═════ SUPPLIED INFORMATION
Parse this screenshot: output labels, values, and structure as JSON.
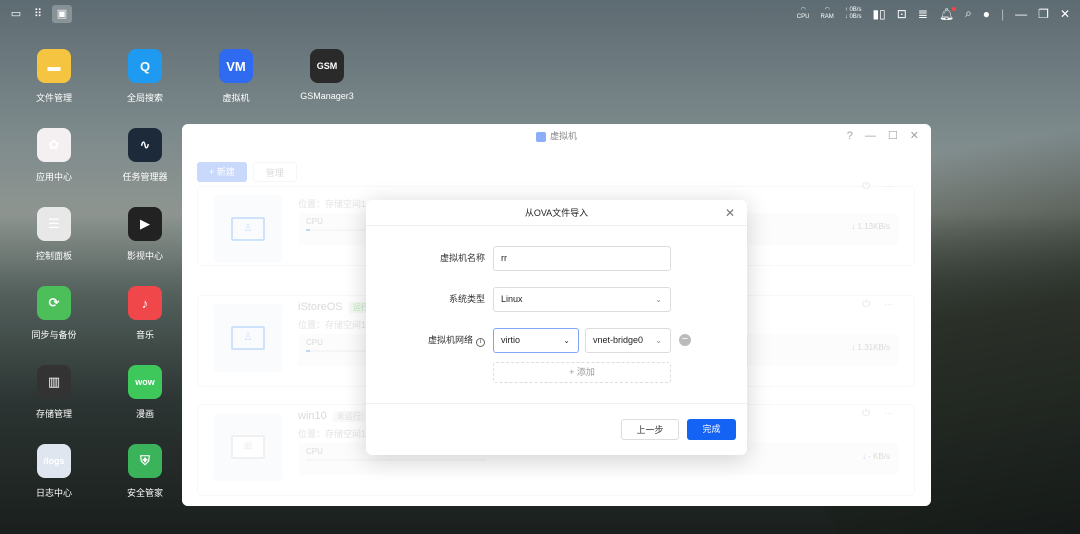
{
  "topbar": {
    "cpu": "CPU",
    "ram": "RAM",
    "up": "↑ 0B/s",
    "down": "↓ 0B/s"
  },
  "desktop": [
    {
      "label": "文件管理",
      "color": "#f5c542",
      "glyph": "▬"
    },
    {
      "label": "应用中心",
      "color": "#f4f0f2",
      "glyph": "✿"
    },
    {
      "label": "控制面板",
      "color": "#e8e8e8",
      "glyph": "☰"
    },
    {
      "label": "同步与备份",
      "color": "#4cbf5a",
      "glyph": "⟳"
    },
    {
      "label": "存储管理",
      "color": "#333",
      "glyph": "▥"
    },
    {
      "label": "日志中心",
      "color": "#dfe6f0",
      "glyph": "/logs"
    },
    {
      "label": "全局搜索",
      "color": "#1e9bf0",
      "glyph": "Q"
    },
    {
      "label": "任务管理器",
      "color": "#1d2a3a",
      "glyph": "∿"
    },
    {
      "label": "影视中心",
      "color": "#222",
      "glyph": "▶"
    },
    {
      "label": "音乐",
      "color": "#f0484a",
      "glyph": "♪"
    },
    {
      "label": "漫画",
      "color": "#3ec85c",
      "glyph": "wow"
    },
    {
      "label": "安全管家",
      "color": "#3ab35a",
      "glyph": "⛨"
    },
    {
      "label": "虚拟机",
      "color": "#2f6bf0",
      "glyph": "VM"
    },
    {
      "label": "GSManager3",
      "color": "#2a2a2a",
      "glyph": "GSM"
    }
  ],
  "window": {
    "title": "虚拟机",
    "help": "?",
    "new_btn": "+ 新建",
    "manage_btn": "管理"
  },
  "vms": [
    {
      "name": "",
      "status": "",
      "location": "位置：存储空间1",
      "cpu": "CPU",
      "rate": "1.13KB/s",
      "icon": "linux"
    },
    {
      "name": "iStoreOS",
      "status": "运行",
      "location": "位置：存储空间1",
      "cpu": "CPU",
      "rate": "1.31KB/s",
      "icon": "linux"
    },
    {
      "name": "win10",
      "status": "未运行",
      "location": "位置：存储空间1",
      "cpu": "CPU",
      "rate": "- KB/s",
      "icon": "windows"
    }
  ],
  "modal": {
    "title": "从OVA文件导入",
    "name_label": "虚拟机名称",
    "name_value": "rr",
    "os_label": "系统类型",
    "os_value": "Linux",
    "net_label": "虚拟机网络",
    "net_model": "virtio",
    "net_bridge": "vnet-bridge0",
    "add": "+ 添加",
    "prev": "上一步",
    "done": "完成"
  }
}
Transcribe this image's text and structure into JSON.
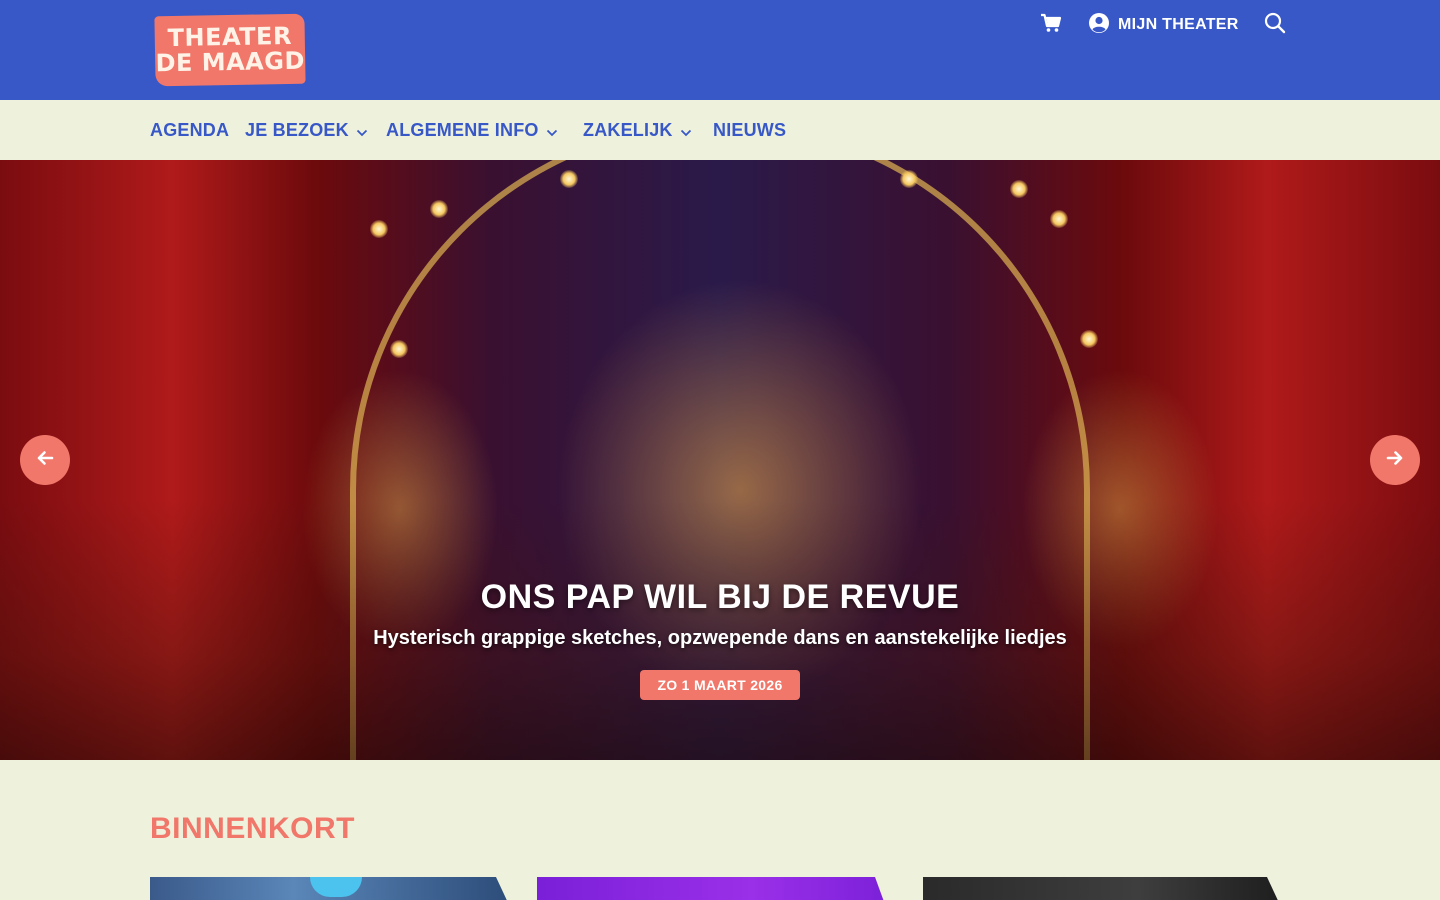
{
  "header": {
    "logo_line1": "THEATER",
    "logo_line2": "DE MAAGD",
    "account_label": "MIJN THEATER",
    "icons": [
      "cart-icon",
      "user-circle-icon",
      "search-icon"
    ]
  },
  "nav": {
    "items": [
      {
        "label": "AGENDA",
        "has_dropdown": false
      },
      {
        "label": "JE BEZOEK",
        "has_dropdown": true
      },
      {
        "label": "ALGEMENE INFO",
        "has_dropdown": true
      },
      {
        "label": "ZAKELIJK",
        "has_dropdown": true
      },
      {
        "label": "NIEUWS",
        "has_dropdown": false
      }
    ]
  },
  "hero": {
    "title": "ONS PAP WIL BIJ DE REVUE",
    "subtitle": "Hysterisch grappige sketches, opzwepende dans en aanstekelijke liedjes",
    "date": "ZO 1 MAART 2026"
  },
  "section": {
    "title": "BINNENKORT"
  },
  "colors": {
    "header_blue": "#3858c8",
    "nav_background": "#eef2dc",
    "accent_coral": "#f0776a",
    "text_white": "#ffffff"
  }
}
══════════
═════ SUPPLIED INFORMATION
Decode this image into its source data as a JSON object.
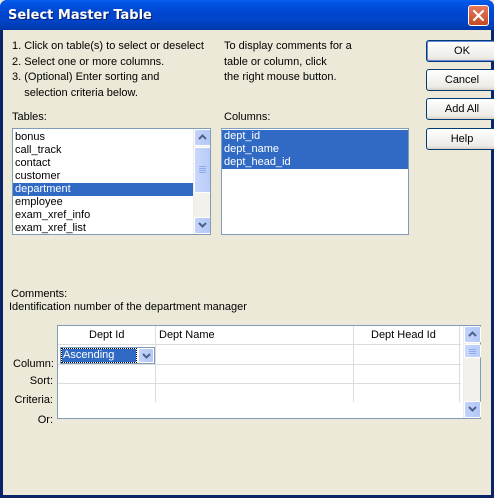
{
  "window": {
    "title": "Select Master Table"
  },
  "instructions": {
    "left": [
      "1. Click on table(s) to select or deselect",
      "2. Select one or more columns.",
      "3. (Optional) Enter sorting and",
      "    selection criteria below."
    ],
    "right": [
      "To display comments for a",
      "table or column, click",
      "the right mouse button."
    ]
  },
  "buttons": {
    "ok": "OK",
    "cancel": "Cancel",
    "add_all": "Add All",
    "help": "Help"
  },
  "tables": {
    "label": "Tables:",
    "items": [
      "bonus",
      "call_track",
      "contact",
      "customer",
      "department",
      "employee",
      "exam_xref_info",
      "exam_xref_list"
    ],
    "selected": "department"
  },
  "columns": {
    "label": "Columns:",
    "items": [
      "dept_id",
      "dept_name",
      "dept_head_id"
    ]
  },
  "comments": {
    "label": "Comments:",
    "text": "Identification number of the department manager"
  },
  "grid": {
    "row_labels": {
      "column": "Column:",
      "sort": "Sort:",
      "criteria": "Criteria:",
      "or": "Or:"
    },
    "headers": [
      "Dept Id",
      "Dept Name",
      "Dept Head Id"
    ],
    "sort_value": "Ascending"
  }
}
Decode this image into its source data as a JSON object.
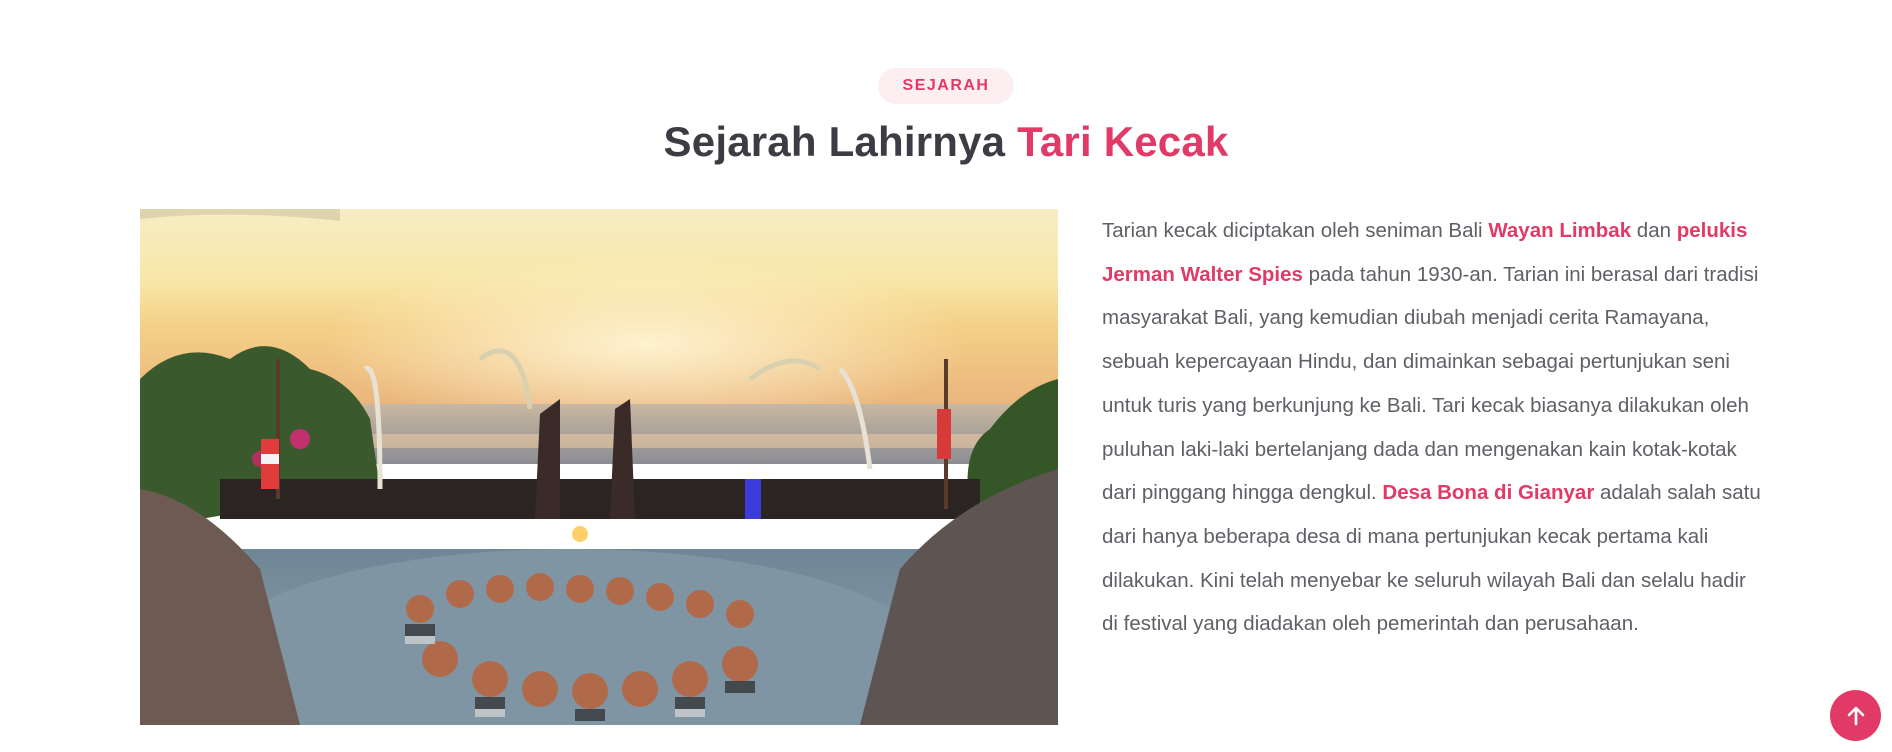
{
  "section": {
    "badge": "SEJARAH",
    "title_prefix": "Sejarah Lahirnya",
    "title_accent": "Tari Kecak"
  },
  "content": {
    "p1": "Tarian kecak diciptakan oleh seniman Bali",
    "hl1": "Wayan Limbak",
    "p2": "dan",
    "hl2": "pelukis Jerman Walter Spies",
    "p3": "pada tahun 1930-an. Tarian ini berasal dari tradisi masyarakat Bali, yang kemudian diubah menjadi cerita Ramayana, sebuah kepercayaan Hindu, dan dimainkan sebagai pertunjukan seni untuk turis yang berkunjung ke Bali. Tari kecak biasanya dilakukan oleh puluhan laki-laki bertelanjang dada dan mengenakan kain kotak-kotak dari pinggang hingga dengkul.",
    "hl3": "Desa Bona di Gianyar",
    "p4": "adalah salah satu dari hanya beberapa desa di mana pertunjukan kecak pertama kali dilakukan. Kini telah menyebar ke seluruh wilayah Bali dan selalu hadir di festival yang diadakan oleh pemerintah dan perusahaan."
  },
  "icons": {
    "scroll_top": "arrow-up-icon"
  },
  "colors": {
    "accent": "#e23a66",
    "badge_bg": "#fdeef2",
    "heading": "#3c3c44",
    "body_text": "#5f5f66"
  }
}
══════════
WHAT THE TASK REQUIRES: Collect the lines of the records that include the string "department".

FINAL ANSWER:
      "department",
    "selected": "department"
    "text": "Identification number of the department manager"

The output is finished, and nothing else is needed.